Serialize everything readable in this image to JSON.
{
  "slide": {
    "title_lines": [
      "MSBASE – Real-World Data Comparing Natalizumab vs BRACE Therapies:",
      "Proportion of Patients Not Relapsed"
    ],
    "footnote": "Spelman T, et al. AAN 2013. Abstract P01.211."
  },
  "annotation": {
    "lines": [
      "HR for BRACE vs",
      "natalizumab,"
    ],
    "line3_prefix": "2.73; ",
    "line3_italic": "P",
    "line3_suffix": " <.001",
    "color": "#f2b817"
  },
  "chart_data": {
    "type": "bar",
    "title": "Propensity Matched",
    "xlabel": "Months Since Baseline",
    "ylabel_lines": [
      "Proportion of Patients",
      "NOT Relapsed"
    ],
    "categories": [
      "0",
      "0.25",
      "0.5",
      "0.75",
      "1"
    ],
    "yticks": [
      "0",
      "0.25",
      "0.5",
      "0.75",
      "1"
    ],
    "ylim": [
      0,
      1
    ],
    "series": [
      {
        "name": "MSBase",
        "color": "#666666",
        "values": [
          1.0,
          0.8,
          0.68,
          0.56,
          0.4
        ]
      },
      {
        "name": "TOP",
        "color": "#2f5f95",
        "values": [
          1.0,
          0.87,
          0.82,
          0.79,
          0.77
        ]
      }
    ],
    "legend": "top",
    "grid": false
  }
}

##########

_Exercise details_: Reproduce the listing shown above in its entirety, exactly.

_Task solution_:
Serialize everything readable in this image to JSON.
{
  "slide": {
    "title_lines": [
      "MSBASE – Real-World Data Comparing Natalizumab vs BRACE Therapies:",
      "Proportion of Patients Not Relapsed"
    ],
    "footnote": "Spelman T, et al. AAN 2013. Abstract P01.211."
  },
  "annotation": {
    "lines": [
      "HR for BRACE vs",
      "natalizumab,"
    ],
    "line3_prefix": "2.73; ",
    "line3_italic": "P",
    "line3_suffix": " <.001",
    "color": "#f2b817"
  },
  "chart_data": {
    "type": "bar",
    "title": "Propensity Matched",
    "xlabel": "Months Since Baseline",
    "ylabel_lines": [
      "Proportion of Patients",
      "NOT Relapsed"
    ],
    "categories": [
      "0",
      "0.25",
      "0.5",
      "0.75",
      "1"
    ],
    "yticks": [
      "0",
      "0.25",
      "0.5",
      "0.75",
      "1"
    ],
    "ylim": [
      0,
      1
    ],
    "series": [
      {
        "name": "MSBase",
        "color": "#666666",
        "values": [
          1.0,
          0.8,
          0.68,
          0.56,
          0.4
        ]
      },
      {
        "name": "TOP",
        "color": "#2f5f95",
        "values": [
          1.0,
          0.87,
          0.82,
          0.79,
          0.77
        ]
      }
    ],
    "legend": "top",
    "grid": false
  }
}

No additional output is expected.